Aim of the exercise
In the listing that follows, count each line where the word "حيالها" appears; write nothing but the count.

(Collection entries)
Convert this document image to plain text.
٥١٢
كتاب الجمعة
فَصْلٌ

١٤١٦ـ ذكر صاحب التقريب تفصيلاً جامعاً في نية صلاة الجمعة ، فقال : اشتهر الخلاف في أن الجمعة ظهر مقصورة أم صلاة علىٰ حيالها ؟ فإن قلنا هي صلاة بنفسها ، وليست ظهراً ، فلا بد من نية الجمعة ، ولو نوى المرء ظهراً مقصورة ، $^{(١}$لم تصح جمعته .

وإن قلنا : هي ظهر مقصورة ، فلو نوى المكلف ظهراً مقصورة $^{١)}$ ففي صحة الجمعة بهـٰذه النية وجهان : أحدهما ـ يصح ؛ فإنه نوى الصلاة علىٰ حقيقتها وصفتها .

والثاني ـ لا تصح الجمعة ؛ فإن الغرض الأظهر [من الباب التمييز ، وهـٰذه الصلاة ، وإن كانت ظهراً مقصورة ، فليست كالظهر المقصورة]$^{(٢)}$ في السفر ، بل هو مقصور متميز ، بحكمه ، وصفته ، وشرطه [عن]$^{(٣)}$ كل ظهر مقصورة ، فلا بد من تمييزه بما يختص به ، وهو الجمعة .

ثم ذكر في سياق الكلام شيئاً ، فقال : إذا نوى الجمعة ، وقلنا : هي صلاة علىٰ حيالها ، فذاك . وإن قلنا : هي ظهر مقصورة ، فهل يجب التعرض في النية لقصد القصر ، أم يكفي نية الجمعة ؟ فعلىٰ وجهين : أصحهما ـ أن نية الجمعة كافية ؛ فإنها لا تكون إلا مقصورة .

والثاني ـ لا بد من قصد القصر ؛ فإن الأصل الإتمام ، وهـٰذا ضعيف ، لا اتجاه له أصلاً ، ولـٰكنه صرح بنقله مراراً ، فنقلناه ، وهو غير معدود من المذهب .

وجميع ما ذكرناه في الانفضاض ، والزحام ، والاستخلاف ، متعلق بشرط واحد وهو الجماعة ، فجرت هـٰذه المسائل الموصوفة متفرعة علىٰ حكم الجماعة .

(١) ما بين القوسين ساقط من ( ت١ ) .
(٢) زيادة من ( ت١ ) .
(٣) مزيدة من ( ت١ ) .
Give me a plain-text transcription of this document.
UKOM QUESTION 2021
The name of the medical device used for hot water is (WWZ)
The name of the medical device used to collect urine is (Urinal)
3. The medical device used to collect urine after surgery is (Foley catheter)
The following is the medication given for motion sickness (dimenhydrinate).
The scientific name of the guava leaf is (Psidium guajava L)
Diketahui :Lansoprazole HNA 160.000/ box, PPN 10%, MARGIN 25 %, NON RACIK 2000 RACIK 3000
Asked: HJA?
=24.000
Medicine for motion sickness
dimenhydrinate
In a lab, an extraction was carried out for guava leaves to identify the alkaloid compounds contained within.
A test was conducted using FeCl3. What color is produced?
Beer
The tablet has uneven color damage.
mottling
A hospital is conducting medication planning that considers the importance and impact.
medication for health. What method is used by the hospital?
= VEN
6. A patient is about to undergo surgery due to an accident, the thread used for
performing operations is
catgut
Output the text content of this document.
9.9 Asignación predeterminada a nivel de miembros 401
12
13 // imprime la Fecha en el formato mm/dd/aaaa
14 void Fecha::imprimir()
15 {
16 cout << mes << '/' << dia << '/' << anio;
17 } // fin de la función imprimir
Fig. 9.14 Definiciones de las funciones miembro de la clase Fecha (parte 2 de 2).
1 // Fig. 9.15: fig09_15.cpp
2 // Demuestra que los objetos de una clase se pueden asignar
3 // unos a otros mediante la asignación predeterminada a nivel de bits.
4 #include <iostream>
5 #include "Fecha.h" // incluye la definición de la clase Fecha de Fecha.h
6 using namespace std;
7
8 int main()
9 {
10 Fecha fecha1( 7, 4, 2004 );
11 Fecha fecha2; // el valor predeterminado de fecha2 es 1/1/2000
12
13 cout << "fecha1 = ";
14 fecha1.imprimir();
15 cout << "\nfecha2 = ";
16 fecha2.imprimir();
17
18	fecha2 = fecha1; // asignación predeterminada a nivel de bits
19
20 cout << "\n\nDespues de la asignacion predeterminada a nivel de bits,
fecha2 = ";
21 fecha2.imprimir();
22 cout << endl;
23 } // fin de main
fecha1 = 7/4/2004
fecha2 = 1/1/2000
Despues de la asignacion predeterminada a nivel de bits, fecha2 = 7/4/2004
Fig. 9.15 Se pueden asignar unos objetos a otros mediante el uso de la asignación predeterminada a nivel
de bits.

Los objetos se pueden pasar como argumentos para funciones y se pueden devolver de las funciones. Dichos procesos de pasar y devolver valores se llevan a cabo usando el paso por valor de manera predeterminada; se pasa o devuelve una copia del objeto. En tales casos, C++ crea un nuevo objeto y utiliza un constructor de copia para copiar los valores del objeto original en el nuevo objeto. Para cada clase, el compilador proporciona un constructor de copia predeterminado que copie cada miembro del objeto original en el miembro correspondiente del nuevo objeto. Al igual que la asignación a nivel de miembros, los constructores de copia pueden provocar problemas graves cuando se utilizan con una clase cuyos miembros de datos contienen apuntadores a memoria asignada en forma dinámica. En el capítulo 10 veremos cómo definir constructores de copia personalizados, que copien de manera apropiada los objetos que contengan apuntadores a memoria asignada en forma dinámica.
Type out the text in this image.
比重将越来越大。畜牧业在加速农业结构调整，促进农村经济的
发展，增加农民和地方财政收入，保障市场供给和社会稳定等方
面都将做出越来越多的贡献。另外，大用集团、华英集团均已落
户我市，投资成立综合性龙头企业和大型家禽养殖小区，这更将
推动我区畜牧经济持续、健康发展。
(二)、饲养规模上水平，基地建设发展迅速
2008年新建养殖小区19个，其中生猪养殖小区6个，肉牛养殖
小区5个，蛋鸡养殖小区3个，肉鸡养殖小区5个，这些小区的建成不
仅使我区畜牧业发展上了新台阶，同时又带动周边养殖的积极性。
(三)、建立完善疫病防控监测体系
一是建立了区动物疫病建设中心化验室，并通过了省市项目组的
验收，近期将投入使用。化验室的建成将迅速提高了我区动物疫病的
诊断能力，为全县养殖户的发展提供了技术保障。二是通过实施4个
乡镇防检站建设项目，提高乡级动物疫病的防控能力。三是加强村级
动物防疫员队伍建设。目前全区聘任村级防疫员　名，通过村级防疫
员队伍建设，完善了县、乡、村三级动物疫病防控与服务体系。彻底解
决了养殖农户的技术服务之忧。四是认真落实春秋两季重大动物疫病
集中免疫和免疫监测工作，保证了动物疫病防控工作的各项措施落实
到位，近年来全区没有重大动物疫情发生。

Output
2